- Exercise brief:
Transcribe the records below exactly, leaving out any pictures.
=-=-=-=-=
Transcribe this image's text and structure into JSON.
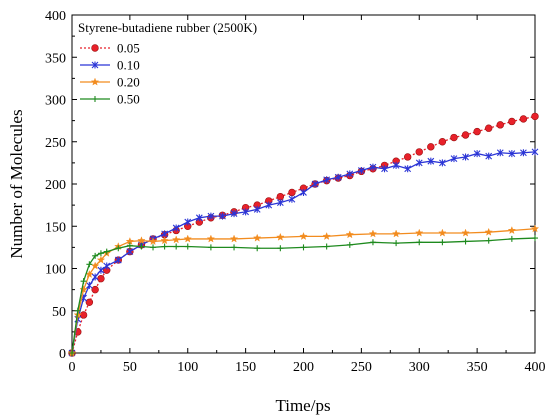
{
  "chart_data": {
    "type": "line",
    "xlabel": "Time/ps",
    "ylabel": "Number of Molecules",
    "xlim": [
      0,
      400
    ],
    "ylim": [
      0,
      400
    ],
    "xticks": [
      0,
      50,
      100,
      150,
      200,
      250,
      300,
      350,
      400
    ],
    "yticks": [
      0,
      50,
      100,
      150,
      200,
      250,
      300,
      350,
      400
    ],
    "grid": false,
    "legend": {
      "title": "Styrene-butadiene rubber (2500K)",
      "placement": "top-left"
    },
    "series": [
      {
        "name": "0.05",
        "color": "#e8212a",
        "marker": "sphere",
        "line": "dotted",
        "x": [
          0,
          5,
          10,
          15,
          20,
          25,
          30,
          40,
          50,
          60,
          70,
          80,
          90,
          100,
          110,
          120,
          130,
          140,
          150,
          160,
          170,
          180,
          190,
          200,
          210,
          220,
          230,
          240,
          250,
          260,
          270,
          280,
          290,
          300,
          310,
          320,
          330,
          340,
          350,
          360,
          370,
          380,
          390,
          400
        ],
        "y": [
          0,
          25,
          45,
          60,
          75,
          88,
          98,
          110,
          120,
          128,
          135,
          140,
          145,
          150,
          155,
          160,
          163,
          167,
          172,
          175,
          180,
          185,
          190,
          195,
          200,
          204,
          207,
          210,
          215,
          218,
          222,
          227,
          232,
          238,
          244,
          250,
          255,
          258,
          262,
          266,
          270,
          274,
          277,
          280
        ]
      },
      {
        "name": "0.10",
        "color": "#2b35d6",
        "marker": "x",
        "line": "solid",
        "x": [
          0,
          5,
          10,
          15,
          20,
          25,
          30,
          40,
          50,
          60,
          70,
          80,
          90,
          100,
          110,
          120,
          130,
          140,
          150,
          160,
          170,
          180,
          190,
          200,
          210,
          220,
          230,
          240,
          250,
          260,
          270,
          280,
          290,
          300,
          310,
          320,
          330,
          340,
          350,
          360,
          370,
          380,
          390,
          400
        ],
        "y": [
          0,
          40,
          65,
          80,
          90,
          98,
          103,
          110,
          120,
          128,
          135,
          141,
          148,
          155,
          160,
          162,
          162,
          165,
          167,
          170,
          175,
          178,
          182,
          190,
          200,
          205,
          208,
          212,
          216,
          220,
          218,
          222,
          218,
          225,
          227,
          225,
          230,
          232,
          236,
          233,
          237,
          236,
          237,
          238
        ]
      },
      {
        "name": "0.20",
        "color": "#f28c1f",
        "marker": "star",
        "line": "solid",
        "x": [
          0,
          5,
          10,
          15,
          20,
          25,
          30,
          40,
          50,
          60,
          70,
          80,
          90,
          100,
          120,
          140,
          160,
          180,
          200,
          220,
          240,
          260,
          280,
          300,
          320,
          340,
          360,
          380,
          400
        ],
        "y": [
          0,
          45,
          75,
          93,
          103,
          110,
          118,
          126,
          132,
          133,
          132,
          133,
          134,
          135,
          135,
          135,
          136,
          137,
          138,
          138,
          140,
          141,
          141,
          142,
          142,
          142,
          143,
          145,
          147
        ]
      },
      {
        "name": "0.50",
        "color": "#1e8a1e",
        "marker": "plus",
        "line": "solid",
        "x": [
          0,
          5,
          10,
          15,
          20,
          25,
          30,
          40,
          50,
          60,
          70,
          80,
          90,
          100,
          120,
          140,
          160,
          180,
          200,
          220,
          240,
          260,
          280,
          300,
          320,
          340,
          360,
          380,
          400
        ],
        "y": [
          0,
          50,
          85,
          105,
          115,
          118,
          120,
          124,
          127,
          126,
          125,
          126,
          126,
          126,
          125,
          125,
          124,
          124,
          125,
          126,
          128,
          131,
          130,
          131,
          131,
          132,
          133,
          135,
          136
        ]
      }
    ]
  }
}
=-=-=-=-=
- Result below:
Transcribe this image's text and structure into JSON.
{
  "chart_data": {
    "type": "line",
    "xlabel": "Time/ps",
    "ylabel": "Number of Molecules",
    "xlim": [
      0,
      400
    ],
    "ylim": [
      0,
      400
    ],
    "xticks": [
      0,
      50,
      100,
      150,
      200,
      250,
      300,
      350,
      400
    ],
    "yticks": [
      0,
      50,
      100,
      150,
      200,
      250,
      300,
      350,
      400
    ],
    "grid": false,
    "legend": {
      "title": "Styrene-butadiene rubber (2500K)",
      "placement": "top-left"
    },
    "series": [
      {
        "name": "0.05",
        "color": "#e8212a",
        "marker": "sphere",
        "line": "dotted",
        "x": [
          0,
          5,
          10,
          15,
          20,
          25,
          30,
          40,
          50,
          60,
          70,
          80,
          90,
          100,
          110,
          120,
          130,
          140,
          150,
          160,
          170,
          180,
          190,
          200,
          210,
          220,
          230,
          240,
          250,
          260,
          270,
          280,
          290,
          300,
          310,
          320,
          330,
          340,
          350,
          360,
          370,
          380,
          390,
          400
        ],
        "y": [
          0,
          25,
          45,
          60,
          75,
          88,
          98,
          110,
          120,
          128,
          135,
          140,
          145,
          150,
          155,
          160,
          163,
          167,
          172,
          175,
          180,
          185,
          190,
          195,
          200,
          204,
          207,
          210,
          215,
          218,
          222,
          227,
          232,
          238,
          244,
          250,
          255,
          258,
          262,
          266,
          270,
          274,
          277,
          280
        ]
      },
      {
        "name": "0.10",
        "color": "#2b35d6",
        "marker": "x",
        "line": "solid",
        "x": [
          0,
          5,
          10,
          15,
          20,
          25,
          30,
          40,
          50,
          60,
          70,
          80,
          90,
          100,
          110,
          120,
          130,
          140,
          150,
          160,
          170,
          180,
          190,
          200,
          210,
          220,
          230,
          240,
          250,
          260,
          270,
          280,
          290,
          300,
          310,
          320,
          330,
          340,
          350,
          360,
          370,
          380,
          390,
          400
        ],
        "y": [
          0,
          40,
          65,
          80,
          90,
          98,
          103,
          110,
          120,
          128,
          135,
          141,
          148,
          155,
          160,
          162,
          162,
          165,
          167,
          170,
          175,
          178,
          182,
          190,
          200,
          205,
          208,
          212,
          216,
          220,
          218,
          222,
          218,
          225,
          227,
          225,
          230,
          232,
          236,
          233,
          237,
          236,
          237,
          238
        ]
      },
      {
        "name": "0.20",
        "color": "#f28c1f",
        "marker": "star",
        "line": "solid",
        "x": [
          0,
          5,
          10,
          15,
          20,
          25,
          30,
          40,
          50,
          60,
          70,
          80,
          90,
          100,
          120,
          140,
          160,
          180,
          200,
          220,
          240,
          260,
          280,
          300,
          320,
          340,
          360,
          380,
          400
        ],
        "y": [
          0,
          45,
          75,
          93,
          103,
          110,
          118,
          126,
          132,
          133,
          132,
          133,
          134,
          135,
          135,
          135,
          136,
          137,
          138,
          138,
          140,
          141,
          141,
          142,
          142,
          142,
          143,
          145,
          147
        ]
      },
      {
        "name": "0.50",
        "color": "#1e8a1e",
        "marker": "plus",
        "line": "solid",
        "x": [
          0,
          5,
          10,
          15,
          20,
          25,
          30,
          40,
          50,
          60,
          70,
          80,
          90,
          100,
          120,
          140,
          160,
          180,
          200,
          220,
          240,
          260,
          280,
          300,
          320,
          340,
          360,
          380,
          400
        ],
        "y": [
          0,
          50,
          85,
          105,
          115,
          118,
          120,
          124,
          127,
          126,
          125,
          126,
          126,
          126,
          125,
          125,
          124,
          124,
          125,
          126,
          128,
          131,
          130,
          131,
          131,
          132,
          133,
          135,
          136
        ]
      }
    ]
  }
}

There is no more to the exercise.